DATA →

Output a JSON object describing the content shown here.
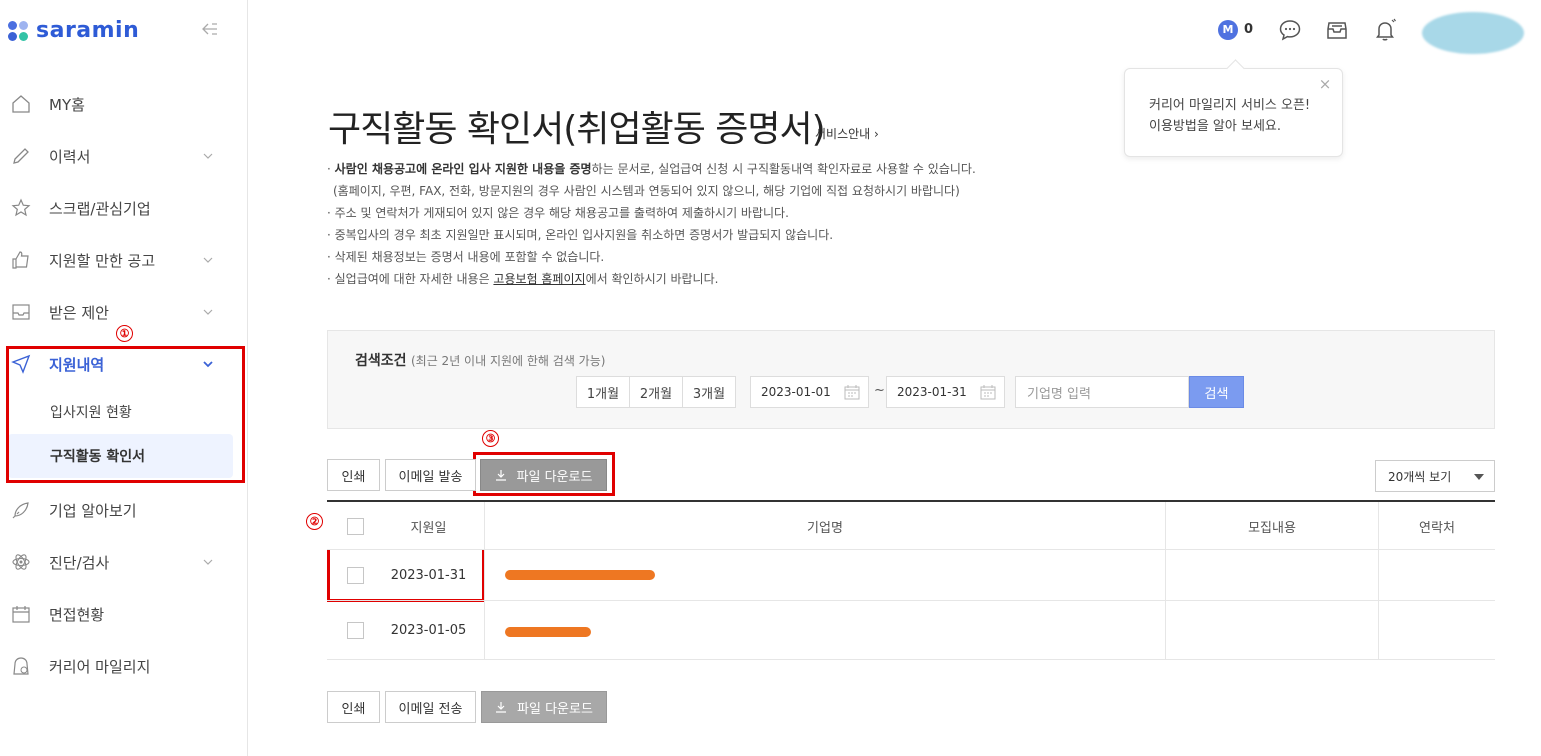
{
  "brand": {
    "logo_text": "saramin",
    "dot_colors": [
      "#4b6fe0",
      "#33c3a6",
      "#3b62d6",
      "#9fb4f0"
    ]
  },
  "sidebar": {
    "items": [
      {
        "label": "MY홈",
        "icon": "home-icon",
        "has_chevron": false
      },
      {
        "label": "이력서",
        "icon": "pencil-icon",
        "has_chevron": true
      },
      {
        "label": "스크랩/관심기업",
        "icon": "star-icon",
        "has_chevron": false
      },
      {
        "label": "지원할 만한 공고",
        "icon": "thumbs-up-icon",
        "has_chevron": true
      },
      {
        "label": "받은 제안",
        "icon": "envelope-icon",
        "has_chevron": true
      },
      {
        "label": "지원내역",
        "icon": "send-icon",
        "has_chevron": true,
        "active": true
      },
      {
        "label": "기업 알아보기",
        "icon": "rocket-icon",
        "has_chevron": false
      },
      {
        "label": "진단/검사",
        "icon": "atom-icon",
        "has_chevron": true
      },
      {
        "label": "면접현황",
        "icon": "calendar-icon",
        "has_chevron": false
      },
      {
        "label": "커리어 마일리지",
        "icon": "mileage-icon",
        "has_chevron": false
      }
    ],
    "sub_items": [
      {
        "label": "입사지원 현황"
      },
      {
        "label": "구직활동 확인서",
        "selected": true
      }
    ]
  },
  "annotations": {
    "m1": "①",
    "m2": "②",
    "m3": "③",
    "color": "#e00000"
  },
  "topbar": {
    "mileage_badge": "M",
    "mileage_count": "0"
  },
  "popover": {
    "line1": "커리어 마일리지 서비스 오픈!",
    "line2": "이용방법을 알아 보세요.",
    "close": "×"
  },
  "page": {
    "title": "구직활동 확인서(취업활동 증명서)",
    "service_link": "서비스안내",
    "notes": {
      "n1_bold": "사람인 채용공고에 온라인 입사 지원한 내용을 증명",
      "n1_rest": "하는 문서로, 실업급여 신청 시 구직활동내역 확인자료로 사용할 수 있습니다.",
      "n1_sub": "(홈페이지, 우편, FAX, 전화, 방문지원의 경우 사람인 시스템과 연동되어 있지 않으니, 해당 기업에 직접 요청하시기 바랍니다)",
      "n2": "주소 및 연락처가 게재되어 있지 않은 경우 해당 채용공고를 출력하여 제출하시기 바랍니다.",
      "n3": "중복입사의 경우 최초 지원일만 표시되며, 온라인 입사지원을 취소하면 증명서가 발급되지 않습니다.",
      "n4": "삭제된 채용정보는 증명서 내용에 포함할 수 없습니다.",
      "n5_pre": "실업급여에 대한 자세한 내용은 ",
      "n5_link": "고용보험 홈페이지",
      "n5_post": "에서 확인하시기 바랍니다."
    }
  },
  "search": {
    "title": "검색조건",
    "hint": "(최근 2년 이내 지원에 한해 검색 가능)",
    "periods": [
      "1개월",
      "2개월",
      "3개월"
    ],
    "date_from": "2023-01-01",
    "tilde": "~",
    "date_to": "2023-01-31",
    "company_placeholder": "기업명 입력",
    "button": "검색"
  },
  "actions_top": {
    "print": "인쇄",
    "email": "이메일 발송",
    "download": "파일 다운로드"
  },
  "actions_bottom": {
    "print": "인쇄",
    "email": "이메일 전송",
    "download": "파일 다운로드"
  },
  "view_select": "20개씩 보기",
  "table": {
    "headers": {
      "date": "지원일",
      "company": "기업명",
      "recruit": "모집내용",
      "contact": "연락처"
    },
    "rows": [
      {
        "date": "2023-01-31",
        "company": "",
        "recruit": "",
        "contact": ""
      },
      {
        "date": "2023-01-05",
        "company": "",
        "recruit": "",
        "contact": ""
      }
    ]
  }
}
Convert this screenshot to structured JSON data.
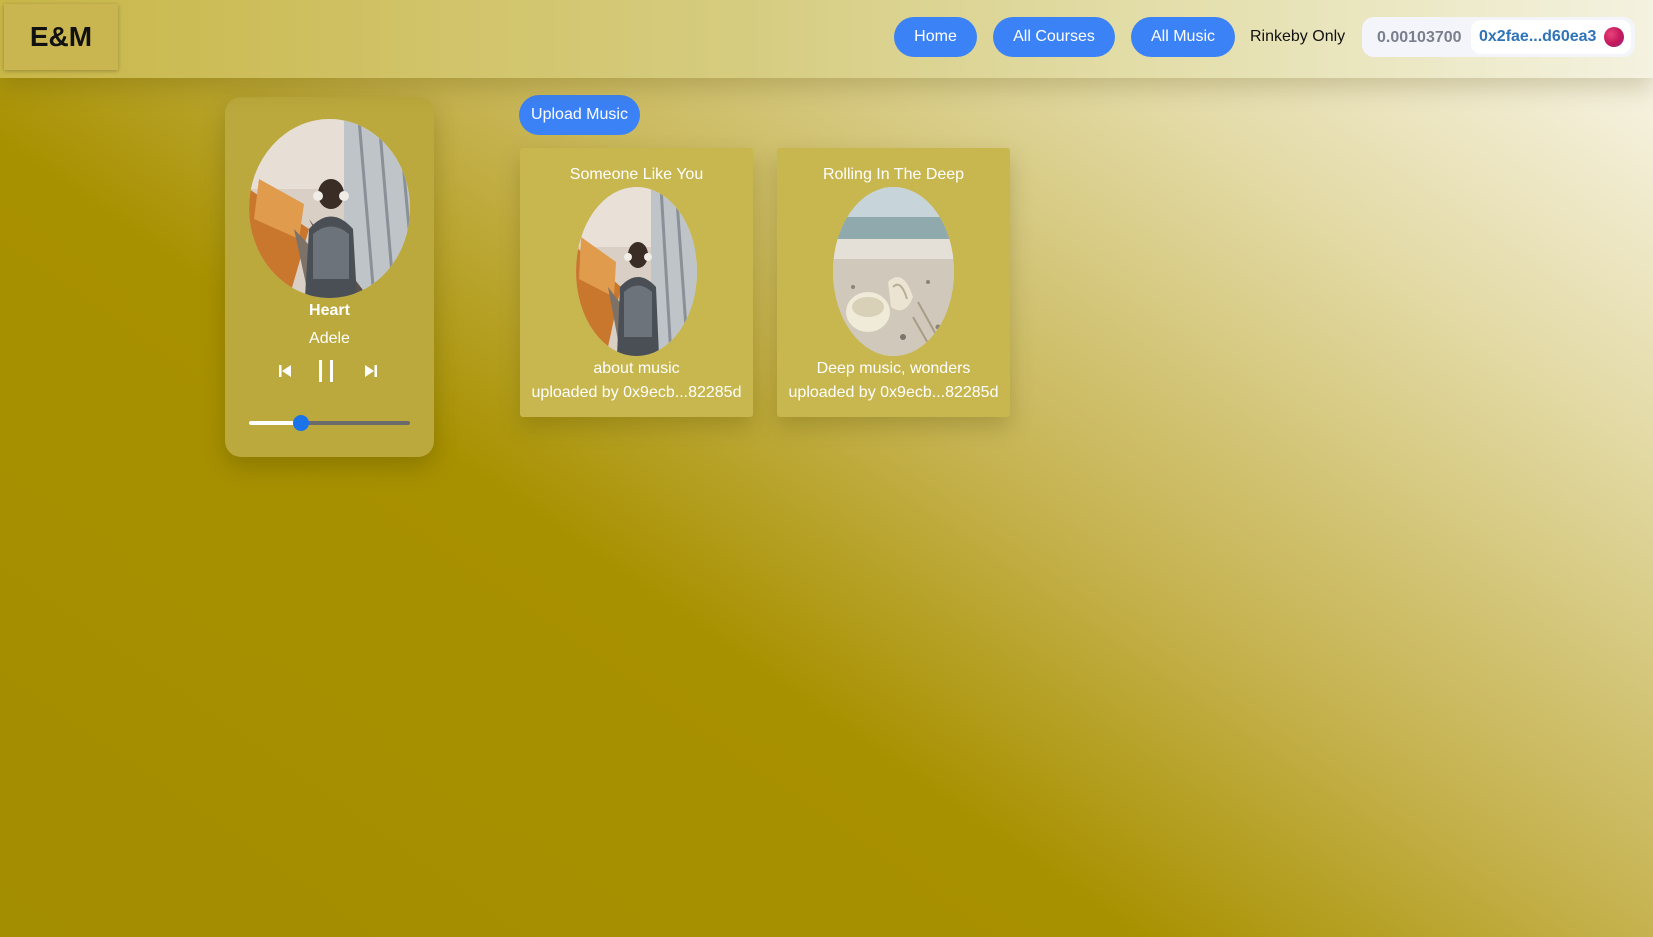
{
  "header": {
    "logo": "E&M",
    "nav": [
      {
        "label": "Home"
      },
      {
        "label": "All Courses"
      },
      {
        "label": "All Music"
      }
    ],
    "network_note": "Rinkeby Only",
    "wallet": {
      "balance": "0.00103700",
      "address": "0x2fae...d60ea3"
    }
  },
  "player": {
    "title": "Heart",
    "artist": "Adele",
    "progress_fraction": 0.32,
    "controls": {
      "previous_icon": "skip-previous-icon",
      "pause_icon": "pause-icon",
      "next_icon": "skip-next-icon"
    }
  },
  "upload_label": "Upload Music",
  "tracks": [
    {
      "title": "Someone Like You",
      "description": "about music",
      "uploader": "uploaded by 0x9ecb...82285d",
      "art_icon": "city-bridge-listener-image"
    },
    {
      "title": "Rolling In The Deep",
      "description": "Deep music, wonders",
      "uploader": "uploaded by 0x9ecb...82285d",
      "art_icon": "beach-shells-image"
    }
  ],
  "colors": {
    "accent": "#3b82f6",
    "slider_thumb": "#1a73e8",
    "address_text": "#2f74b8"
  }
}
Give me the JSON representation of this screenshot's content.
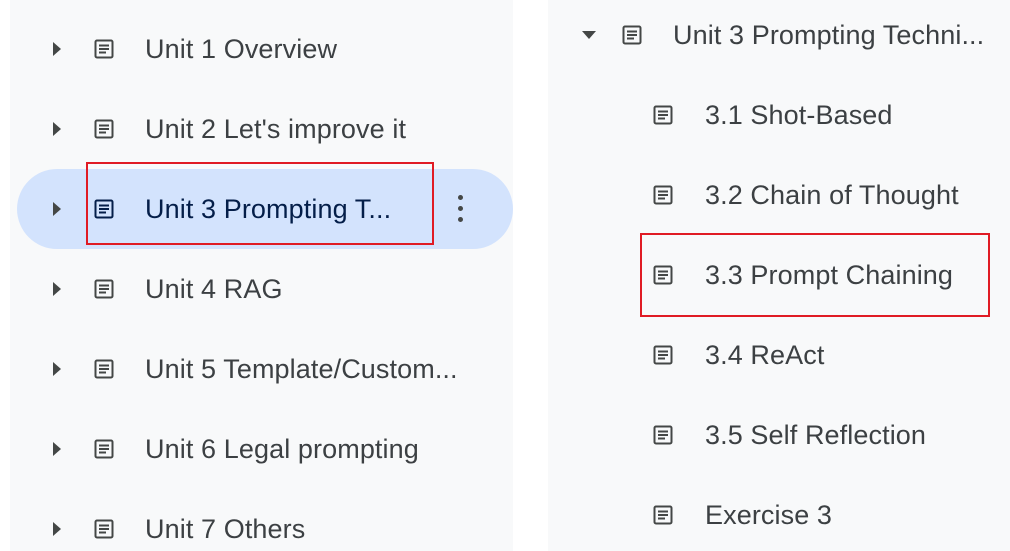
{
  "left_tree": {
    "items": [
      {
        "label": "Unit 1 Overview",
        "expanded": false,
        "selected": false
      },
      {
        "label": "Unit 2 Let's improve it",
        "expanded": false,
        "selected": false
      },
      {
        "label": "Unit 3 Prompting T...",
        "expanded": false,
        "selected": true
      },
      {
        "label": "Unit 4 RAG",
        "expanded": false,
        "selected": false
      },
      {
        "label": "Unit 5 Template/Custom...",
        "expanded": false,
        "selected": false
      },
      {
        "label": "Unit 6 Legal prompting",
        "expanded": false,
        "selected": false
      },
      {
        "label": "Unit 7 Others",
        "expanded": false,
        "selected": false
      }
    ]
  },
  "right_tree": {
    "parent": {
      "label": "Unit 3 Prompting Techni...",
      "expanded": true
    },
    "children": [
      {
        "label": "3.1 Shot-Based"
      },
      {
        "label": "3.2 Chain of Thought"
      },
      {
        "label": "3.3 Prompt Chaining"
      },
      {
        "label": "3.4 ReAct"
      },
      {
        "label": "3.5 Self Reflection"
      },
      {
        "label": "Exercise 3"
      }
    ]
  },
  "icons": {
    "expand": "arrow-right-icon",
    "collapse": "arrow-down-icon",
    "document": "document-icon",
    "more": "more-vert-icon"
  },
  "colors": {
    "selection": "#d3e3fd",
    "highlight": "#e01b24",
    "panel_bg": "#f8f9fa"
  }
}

PROBLEM DETAILS → Above are the entries; count how many of their lines contain the word "title" and give only that number.

THE REPLY → 5